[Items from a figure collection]
--- Start ---
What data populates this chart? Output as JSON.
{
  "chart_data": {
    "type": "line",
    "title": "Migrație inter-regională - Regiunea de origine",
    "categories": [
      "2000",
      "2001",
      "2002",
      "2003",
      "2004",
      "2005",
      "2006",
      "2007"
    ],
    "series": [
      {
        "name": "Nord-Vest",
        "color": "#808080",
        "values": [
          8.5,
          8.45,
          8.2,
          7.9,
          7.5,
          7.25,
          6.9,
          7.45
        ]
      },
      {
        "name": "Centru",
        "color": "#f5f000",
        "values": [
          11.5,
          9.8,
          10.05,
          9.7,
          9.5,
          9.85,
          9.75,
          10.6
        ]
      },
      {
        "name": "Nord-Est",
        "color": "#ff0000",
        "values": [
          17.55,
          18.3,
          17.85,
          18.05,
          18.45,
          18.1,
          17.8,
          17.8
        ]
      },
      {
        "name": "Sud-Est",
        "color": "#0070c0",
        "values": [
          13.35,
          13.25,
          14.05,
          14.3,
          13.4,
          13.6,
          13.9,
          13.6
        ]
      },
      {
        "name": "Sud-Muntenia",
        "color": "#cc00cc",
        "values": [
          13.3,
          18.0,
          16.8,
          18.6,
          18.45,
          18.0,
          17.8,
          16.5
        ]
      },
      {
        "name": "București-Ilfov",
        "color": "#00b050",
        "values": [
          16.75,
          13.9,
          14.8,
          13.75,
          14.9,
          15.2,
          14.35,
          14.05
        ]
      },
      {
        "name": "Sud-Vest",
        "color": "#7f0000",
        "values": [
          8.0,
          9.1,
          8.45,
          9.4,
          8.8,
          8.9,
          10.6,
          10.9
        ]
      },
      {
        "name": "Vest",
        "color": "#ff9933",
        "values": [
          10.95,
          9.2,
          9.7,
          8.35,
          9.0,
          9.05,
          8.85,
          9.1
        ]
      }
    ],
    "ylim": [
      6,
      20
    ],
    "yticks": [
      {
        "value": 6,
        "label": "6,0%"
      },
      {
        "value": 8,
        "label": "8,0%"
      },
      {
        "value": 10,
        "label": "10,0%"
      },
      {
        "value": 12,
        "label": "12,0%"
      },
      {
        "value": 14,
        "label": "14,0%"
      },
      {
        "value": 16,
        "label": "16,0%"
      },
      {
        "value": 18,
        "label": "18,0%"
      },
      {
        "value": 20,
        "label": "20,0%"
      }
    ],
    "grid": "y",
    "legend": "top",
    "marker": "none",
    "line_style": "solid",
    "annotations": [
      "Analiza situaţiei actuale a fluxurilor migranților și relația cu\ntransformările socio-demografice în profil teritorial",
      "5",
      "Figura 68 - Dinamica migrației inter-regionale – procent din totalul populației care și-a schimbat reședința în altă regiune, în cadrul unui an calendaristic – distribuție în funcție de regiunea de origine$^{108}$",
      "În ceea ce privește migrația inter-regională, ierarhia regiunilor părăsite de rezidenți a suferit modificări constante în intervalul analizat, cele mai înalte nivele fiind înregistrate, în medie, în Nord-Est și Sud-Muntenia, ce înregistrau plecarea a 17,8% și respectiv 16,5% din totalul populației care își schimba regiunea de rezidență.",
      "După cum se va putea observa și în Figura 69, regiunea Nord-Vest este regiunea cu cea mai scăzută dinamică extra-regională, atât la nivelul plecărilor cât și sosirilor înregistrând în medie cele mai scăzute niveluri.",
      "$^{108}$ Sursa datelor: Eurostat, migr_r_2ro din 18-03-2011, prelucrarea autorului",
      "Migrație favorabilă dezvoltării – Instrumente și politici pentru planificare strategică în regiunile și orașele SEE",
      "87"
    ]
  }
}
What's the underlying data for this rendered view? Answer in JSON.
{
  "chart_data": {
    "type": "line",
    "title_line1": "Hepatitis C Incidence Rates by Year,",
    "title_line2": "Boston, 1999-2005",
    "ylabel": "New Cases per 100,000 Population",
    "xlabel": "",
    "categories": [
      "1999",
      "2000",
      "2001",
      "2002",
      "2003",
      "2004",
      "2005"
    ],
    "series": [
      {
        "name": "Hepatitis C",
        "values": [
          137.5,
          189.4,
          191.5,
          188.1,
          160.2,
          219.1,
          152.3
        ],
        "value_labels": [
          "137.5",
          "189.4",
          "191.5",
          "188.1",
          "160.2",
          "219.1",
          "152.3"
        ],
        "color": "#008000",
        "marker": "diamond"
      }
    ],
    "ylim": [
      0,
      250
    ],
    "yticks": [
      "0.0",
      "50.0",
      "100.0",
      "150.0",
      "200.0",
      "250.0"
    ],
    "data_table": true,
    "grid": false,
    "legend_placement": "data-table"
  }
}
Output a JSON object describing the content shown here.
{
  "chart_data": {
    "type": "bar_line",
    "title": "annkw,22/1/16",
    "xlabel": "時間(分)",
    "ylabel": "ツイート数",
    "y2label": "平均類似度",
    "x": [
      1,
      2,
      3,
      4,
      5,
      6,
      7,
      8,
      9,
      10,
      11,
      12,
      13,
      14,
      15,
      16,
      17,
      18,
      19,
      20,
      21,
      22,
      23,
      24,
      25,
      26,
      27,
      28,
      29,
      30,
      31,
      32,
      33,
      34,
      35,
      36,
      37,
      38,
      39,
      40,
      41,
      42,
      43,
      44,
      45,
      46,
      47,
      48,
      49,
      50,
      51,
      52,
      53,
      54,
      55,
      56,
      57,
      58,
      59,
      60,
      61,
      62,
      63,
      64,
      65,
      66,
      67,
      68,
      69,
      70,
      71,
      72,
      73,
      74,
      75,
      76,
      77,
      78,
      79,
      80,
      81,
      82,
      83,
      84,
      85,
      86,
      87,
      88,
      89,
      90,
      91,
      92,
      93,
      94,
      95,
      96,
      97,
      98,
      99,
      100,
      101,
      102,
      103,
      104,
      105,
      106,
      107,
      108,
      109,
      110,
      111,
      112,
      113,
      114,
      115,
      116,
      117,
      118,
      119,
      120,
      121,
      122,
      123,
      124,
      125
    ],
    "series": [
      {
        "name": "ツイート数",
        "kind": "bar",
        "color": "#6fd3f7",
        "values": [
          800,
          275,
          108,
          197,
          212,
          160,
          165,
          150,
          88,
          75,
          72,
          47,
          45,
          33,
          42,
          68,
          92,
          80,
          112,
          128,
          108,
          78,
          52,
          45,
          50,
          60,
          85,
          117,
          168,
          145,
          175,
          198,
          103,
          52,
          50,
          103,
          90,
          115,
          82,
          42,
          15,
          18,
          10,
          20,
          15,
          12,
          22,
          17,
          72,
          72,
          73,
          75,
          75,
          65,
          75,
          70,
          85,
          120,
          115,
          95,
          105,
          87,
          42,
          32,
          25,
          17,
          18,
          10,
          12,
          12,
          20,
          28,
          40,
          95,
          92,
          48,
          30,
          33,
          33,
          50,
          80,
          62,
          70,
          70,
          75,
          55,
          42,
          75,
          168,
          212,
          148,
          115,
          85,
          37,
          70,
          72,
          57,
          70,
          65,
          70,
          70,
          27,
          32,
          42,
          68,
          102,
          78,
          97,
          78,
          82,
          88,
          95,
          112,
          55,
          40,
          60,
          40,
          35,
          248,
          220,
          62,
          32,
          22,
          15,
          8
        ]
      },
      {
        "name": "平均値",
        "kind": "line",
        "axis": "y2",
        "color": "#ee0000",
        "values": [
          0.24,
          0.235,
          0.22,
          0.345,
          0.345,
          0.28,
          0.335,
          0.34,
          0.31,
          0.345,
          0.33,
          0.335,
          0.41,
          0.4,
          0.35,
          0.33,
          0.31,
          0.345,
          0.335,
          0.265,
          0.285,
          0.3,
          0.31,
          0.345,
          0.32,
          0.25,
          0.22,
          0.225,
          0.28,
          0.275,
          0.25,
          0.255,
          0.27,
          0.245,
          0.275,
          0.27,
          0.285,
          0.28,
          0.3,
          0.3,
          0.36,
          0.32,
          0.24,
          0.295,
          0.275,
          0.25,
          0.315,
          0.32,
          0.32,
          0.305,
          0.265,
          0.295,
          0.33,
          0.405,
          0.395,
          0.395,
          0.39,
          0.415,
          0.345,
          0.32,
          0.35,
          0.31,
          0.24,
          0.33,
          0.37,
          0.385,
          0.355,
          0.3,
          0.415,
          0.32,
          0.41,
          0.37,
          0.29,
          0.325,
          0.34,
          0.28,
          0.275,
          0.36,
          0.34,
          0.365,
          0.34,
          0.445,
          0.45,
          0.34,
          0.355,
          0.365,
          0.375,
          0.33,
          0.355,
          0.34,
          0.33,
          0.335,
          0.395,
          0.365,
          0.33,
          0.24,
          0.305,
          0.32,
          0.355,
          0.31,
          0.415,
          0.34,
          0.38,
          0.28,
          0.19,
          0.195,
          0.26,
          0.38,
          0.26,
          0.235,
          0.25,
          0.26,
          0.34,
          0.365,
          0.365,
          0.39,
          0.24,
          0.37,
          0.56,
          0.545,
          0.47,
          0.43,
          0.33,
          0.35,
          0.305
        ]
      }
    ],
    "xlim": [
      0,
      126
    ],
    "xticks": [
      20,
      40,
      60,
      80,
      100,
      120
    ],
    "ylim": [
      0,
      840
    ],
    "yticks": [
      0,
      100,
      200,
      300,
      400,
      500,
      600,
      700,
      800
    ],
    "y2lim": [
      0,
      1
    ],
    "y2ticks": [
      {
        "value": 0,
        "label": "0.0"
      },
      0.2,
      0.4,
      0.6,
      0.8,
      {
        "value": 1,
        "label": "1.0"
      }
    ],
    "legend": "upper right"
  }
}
--- End ---
▶ [JOB]: Determine how many lines contain the word "What" and reply with that number alone.

▶ [FINISHED ANSWER]: 2